Give every line again exactly as it appears, please, but not the pictures.

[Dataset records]
**********

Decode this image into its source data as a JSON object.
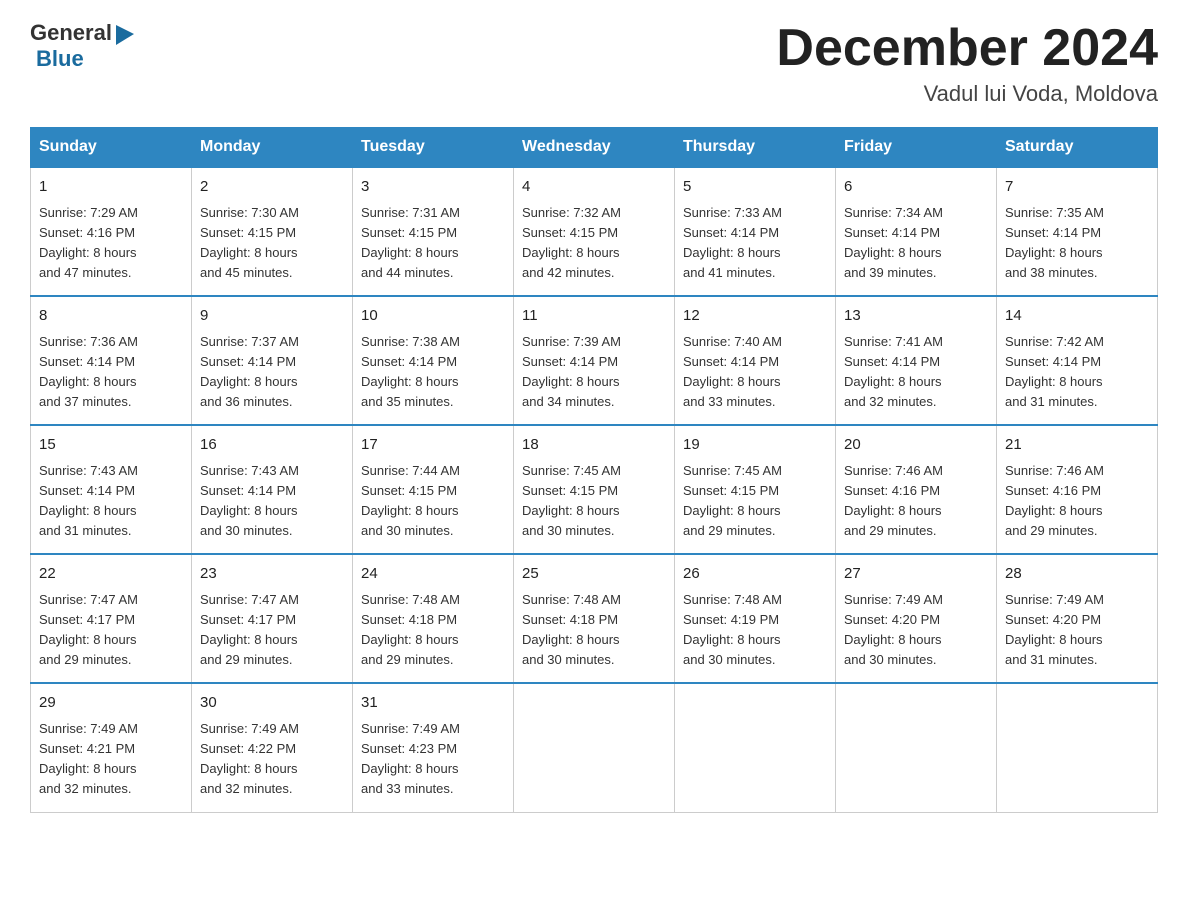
{
  "header": {
    "logo_general": "General",
    "logo_blue": "Blue",
    "month_title": "December 2024",
    "location": "Vadul lui Voda, Moldova"
  },
  "days_of_week": [
    "Sunday",
    "Monday",
    "Tuesday",
    "Wednesday",
    "Thursday",
    "Friday",
    "Saturday"
  ],
  "weeks": [
    [
      {
        "day": "1",
        "sunrise": "7:29 AM",
        "sunset": "4:16 PM",
        "daylight": "8 hours and 47 minutes."
      },
      {
        "day": "2",
        "sunrise": "7:30 AM",
        "sunset": "4:15 PM",
        "daylight": "8 hours and 45 minutes."
      },
      {
        "day": "3",
        "sunrise": "7:31 AM",
        "sunset": "4:15 PM",
        "daylight": "8 hours and 44 minutes."
      },
      {
        "day": "4",
        "sunrise": "7:32 AM",
        "sunset": "4:15 PM",
        "daylight": "8 hours and 42 minutes."
      },
      {
        "day": "5",
        "sunrise": "7:33 AM",
        "sunset": "4:14 PM",
        "daylight": "8 hours and 41 minutes."
      },
      {
        "day": "6",
        "sunrise": "7:34 AM",
        "sunset": "4:14 PM",
        "daylight": "8 hours and 39 minutes."
      },
      {
        "day": "7",
        "sunrise": "7:35 AM",
        "sunset": "4:14 PM",
        "daylight": "8 hours and 38 minutes."
      }
    ],
    [
      {
        "day": "8",
        "sunrise": "7:36 AM",
        "sunset": "4:14 PM",
        "daylight": "8 hours and 37 minutes."
      },
      {
        "day": "9",
        "sunrise": "7:37 AM",
        "sunset": "4:14 PM",
        "daylight": "8 hours and 36 minutes."
      },
      {
        "day": "10",
        "sunrise": "7:38 AM",
        "sunset": "4:14 PM",
        "daylight": "8 hours and 35 minutes."
      },
      {
        "day": "11",
        "sunrise": "7:39 AM",
        "sunset": "4:14 PM",
        "daylight": "8 hours and 34 minutes."
      },
      {
        "day": "12",
        "sunrise": "7:40 AM",
        "sunset": "4:14 PM",
        "daylight": "8 hours and 33 minutes."
      },
      {
        "day": "13",
        "sunrise": "7:41 AM",
        "sunset": "4:14 PM",
        "daylight": "8 hours and 32 minutes."
      },
      {
        "day": "14",
        "sunrise": "7:42 AM",
        "sunset": "4:14 PM",
        "daylight": "8 hours and 31 minutes."
      }
    ],
    [
      {
        "day": "15",
        "sunrise": "7:43 AM",
        "sunset": "4:14 PM",
        "daylight": "8 hours and 31 minutes."
      },
      {
        "day": "16",
        "sunrise": "7:43 AM",
        "sunset": "4:14 PM",
        "daylight": "8 hours and 30 minutes."
      },
      {
        "day": "17",
        "sunrise": "7:44 AM",
        "sunset": "4:15 PM",
        "daylight": "8 hours and 30 minutes."
      },
      {
        "day": "18",
        "sunrise": "7:45 AM",
        "sunset": "4:15 PM",
        "daylight": "8 hours and 30 minutes."
      },
      {
        "day": "19",
        "sunrise": "7:45 AM",
        "sunset": "4:15 PM",
        "daylight": "8 hours and 29 minutes."
      },
      {
        "day": "20",
        "sunrise": "7:46 AM",
        "sunset": "4:16 PM",
        "daylight": "8 hours and 29 minutes."
      },
      {
        "day": "21",
        "sunrise": "7:46 AM",
        "sunset": "4:16 PM",
        "daylight": "8 hours and 29 minutes."
      }
    ],
    [
      {
        "day": "22",
        "sunrise": "7:47 AM",
        "sunset": "4:17 PM",
        "daylight": "8 hours and 29 minutes."
      },
      {
        "day": "23",
        "sunrise": "7:47 AM",
        "sunset": "4:17 PM",
        "daylight": "8 hours and 29 minutes."
      },
      {
        "day": "24",
        "sunrise": "7:48 AM",
        "sunset": "4:18 PM",
        "daylight": "8 hours and 29 minutes."
      },
      {
        "day": "25",
        "sunrise": "7:48 AM",
        "sunset": "4:18 PM",
        "daylight": "8 hours and 30 minutes."
      },
      {
        "day": "26",
        "sunrise": "7:48 AM",
        "sunset": "4:19 PM",
        "daylight": "8 hours and 30 minutes."
      },
      {
        "day": "27",
        "sunrise": "7:49 AM",
        "sunset": "4:20 PM",
        "daylight": "8 hours and 30 minutes."
      },
      {
        "day": "28",
        "sunrise": "7:49 AM",
        "sunset": "4:20 PM",
        "daylight": "8 hours and 31 minutes."
      }
    ],
    [
      {
        "day": "29",
        "sunrise": "7:49 AM",
        "sunset": "4:21 PM",
        "daylight": "8 hours and 32 minutes."
      },
      {
        "day": "30",
        "sunrise": "7:49 AM",
        "sunset": "4:22 PM",
        "daylight": "8 hours and 32 minutes."
      },
      {
        "day": "31",
        "sunrise": "7:49 AM",
        "sunset": "4:23 PM",
        "daylight": "8 hours and 33 minutes."
      },
      null,
      null,
      null,
      null
    ]
  ],
  "labels": {
    "sunrise": "Sunrise: ",
    "sunset": "Sunset: ",
    "daylight": "Daylight: "
  }
}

**********

Exercise solution:
Decode this image into its source data as a JSON object.
{
  "header": {
    "logo_general": "General",
    "logo_blue": "Blue",
    "month_title": "December 2024",
    "location": "Vadul lui Voda, Moldova"
  },
  "days_of_week": [
    "Sunday",
    "Monday",
    "Tuesday",
    "Wednesday",
    "Thursday",
    "Friday",
    "Saturday"
  ],
  "weeks": [
    [
      {
        "day": "1",
        "sunrise": "7:29 AM",
        "sunset": "4:16 PM",
        "daylight": "8 hours and 47 minutes."
      },
      {
        "day": "2",
        "sunrise": "7:30 AM",
        "sunset": "4:15 PM",
        "daylight": "8 hours and 45 minutes."
      },
      {
        "day": "3",
        "sunrise": "7:31 AM",
        "sunset": "4:15 PM",
        "daylight": "8 hours and 44 minutes."
      },
      {
        "day": "4",
        "sunrise": "7:32 AM",
        "sunset": "4:15 PM",
        "daylight": "8 hours and 42 minutes."
      },
      {
        "day": "5",
        "sunrise": "7:33 AM",
        "sunset": "4:14 PM",
        "daylight": "8 hours and 41 minutes."
      },
      {
        "day": "6",
        "sunrise": "7:34 AM",
        "sunset": "4:14 PM",
        "daylight": "8 hours and 39 minutes."
      },
      {
        "day": "7",
        "sunrise": "7:35 AM",
        "sunset": "4:14 PM",
        "daylight": "8 hours and 38 minutes."
      }
    ],
    [
      {
        "day": "8",
        "sunrise": "7:36 AM",
        "sunset": "4:14 PM",
        "daylight": "8 hours and 37 minutes."
      },
      {
        "day": "9",
        "sunrise": "7:37 AM",
        "sunset": "4:14 PM",
        "daylight": "8 hours and 36 minutes."
      },
      {
        "day": "10",
        "sunrise": "7:38 AM",
        "sunset": "4:14 PM",
        "daylight": "8 hours and 35 minutes."
      },
      {
        "day": "11",
        "sunrise": "7:39 AM",
        "sunset": "4:14 PM",
        "daylight": "8 hours and 34 minutes."
      },
      {
        "day": "12",
        "sunrise": "7:40 AM",
        "sunset": "4:14 PM",
        "daylight": "8 hours and 33 minutes."
      },
      {
        "day": "13",
        "sunrise": "7:41 AM",
        "sunset": "4:14 PM",
        "daylight": "8 hours and 32 minutes."
      },
      {
        "day": "14",
        "sunrise": "7:42 AM",
        "sunset": "4:14 PM",
        "daylight": "8 hours and 31 minutes."
      }
    ],
    [
      {
        "day": "15",
        "sunrise": "7:43 AM",
        "sunset": "4:14 PM",
        "daylight": "8 hours and 31 minutes."
      },
      {
        "day": "16",
        "sunrise": "7:43 AM",
        "sunset": "4:14 PM",
        "daylight": "8 hours and 30 minutes."
      },
      {
        "day": "17",
        "sunrise": "7:44 AM",
        "sunset": "4:15 PM",
        "daylight": "8 hours and 30 minutes."
      },
      {
        "day": "18",
        "sunrise": "7:45 AM",
        "sunset": "4:15 PM",
        "daylight": "8 hours and 30 minutes."
      },
      {
        "day": "19",
        "sunrise": "7:45 AM",
        "sunset": "4:15 PM",
        "daylight": "8 hours and 29 minutes."
      },
      {
        "day": "20",
        "sunrise": "7:46 AM",
        "sunset": "4:16 PM",
        "daylight": "8 hours and 29 minutes."
      },
      {
        "day": "21",
        "sunrise": "7:46 AM",
        "sunset": "4:16 PM",
        "daylight": "8 hours and 29 minutes."
      }
    ],
    [
      {
        "day": "22",
        "sunrise": "7:47 AM",
        "sunset": "4:17 PM",
        "daylight": "8 hours and 29 minutes."
      },
      {
        "day": "23",
        "sunrise": "7:47 AM",
        "sunset": "4:17 PM",
        "daylight": "8 hours and 29 minutes."
      },
      {
        "day": "24",
        "sunrise": "7:48 AM",
        "sunset": "4:18 PM",
        "daylight": "8 hours and 29 minutes."
      },
      {
        "day": "25",
        "sunrise": "7:48 AM",
        "sunset": "4:18 PM",
        "daylight": "8 hours and 30 minutes."
      },
      {
        "day": "26",
        "sunrise": "7:48 AM",
        "sunset": "4:19 PM",
        "daylight": "8 hours and 30 minutes."
      },
      {
        "day": "27",
        "sunrise": "7:49 AM",
        "sunset": "4:20 PM",
        "daylight": "8 hours and 30 minutes."
      },
      {
        "day": "28",
        "sunrise": "7:49 AM",
        "sunset": "4:20 PM",
        "daylight": "8 hours and 31 minutes."
      }
    ],
    [
      {
        "day": "29",
        "sunrise": "7:49 AM",
        "sunset": "4:21 PM",
        "daylight": "8 hours and 32 minutes."
      },
      {
        "day": "30",
        "sunrise": "7:49 AM",
        "sunset": "4:22 PM",
        "daylight": "8 hours and 32 minutes."
      },
      {
        "day": "31",
        "sunrise": "7:49 AM",
        "sunset": "4:23 PM",
        "daylight": "8 hours and 33 minutes."
      },
      null,
      null,
      null,
      null
    ]
  ],
  "labels": {
    "sunrise": "Sunrise: ",
    "sunset": "Sunset: ",
    "daylight": "Daylight: "
  }
}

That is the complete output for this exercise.